> [PROBLEM TO SOLVE] Each record below should be output verbatim, without pictures.

Saved entries
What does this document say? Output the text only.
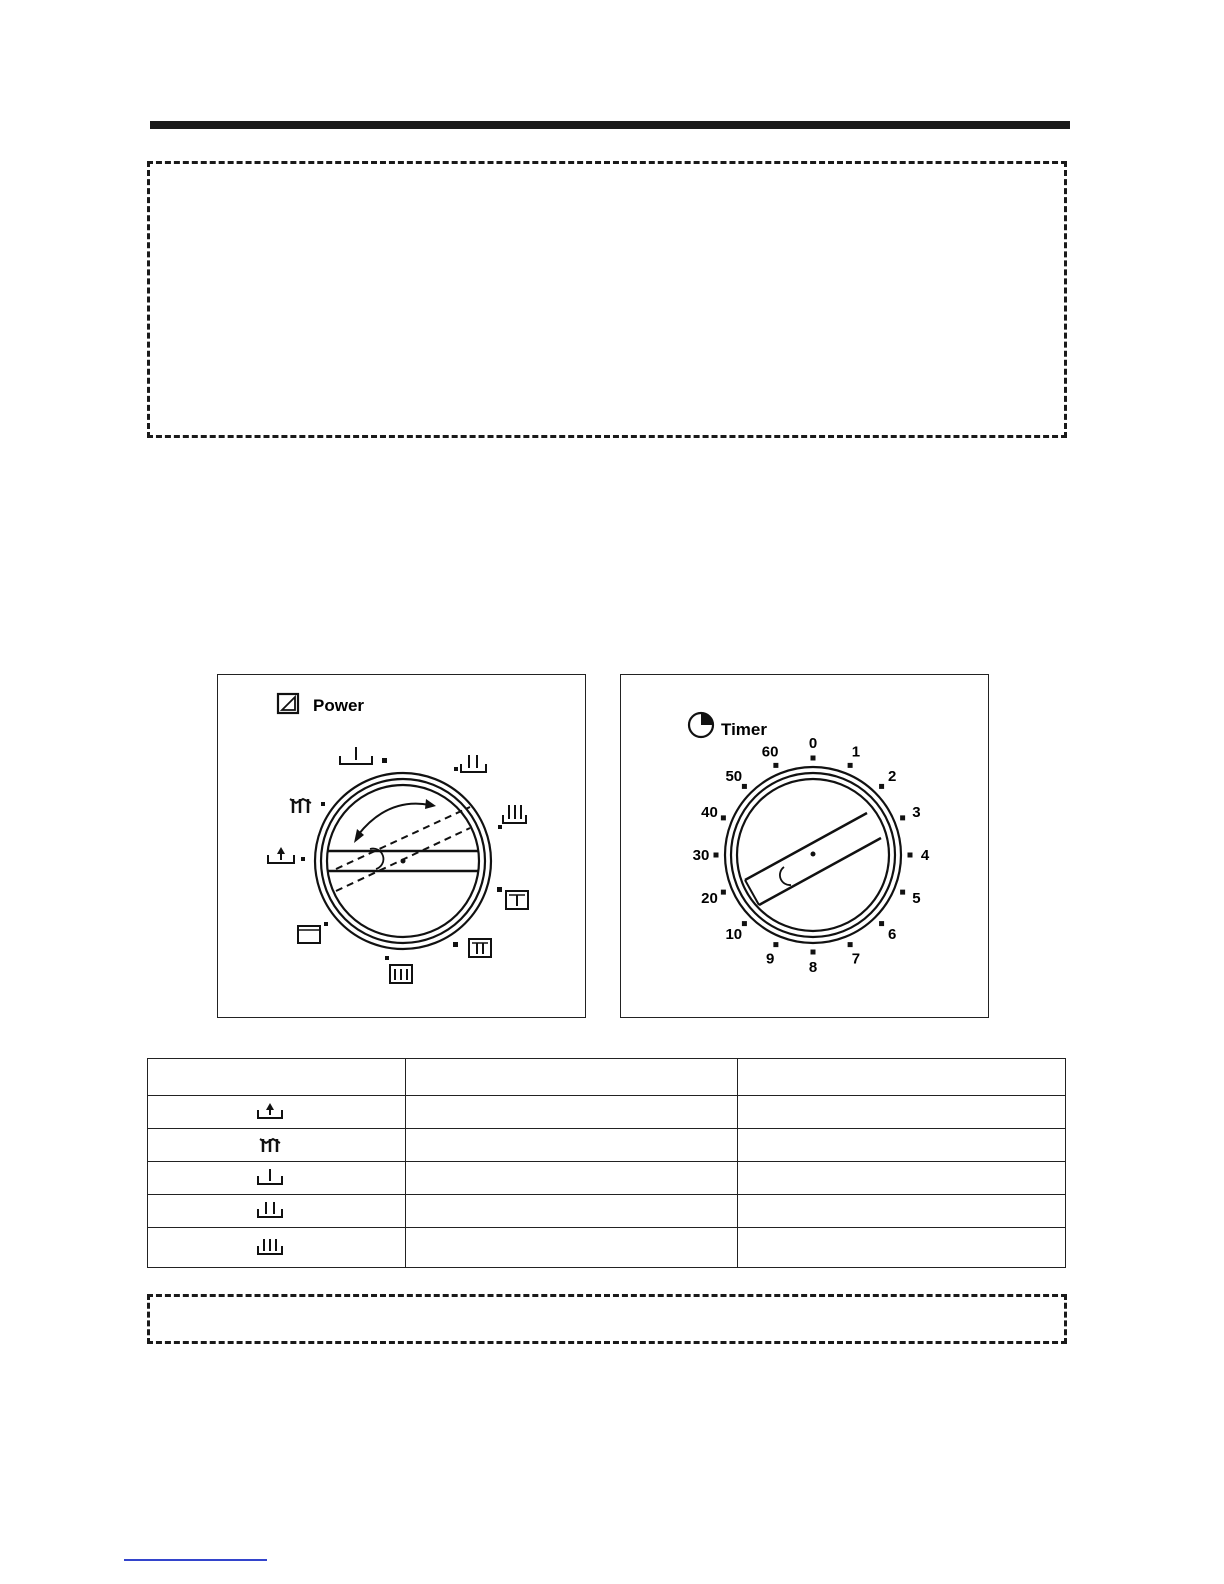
Power
Timer
0
1
2
3
4
5
6
7
8
9
10
20
30
40
50
60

> [RESPONSE TO THE EXERCISE]
What does this document say? Output the text only.
Power
Timer
0
1
2
3
4
5
6
7
8
9
10
20
30
40
50
60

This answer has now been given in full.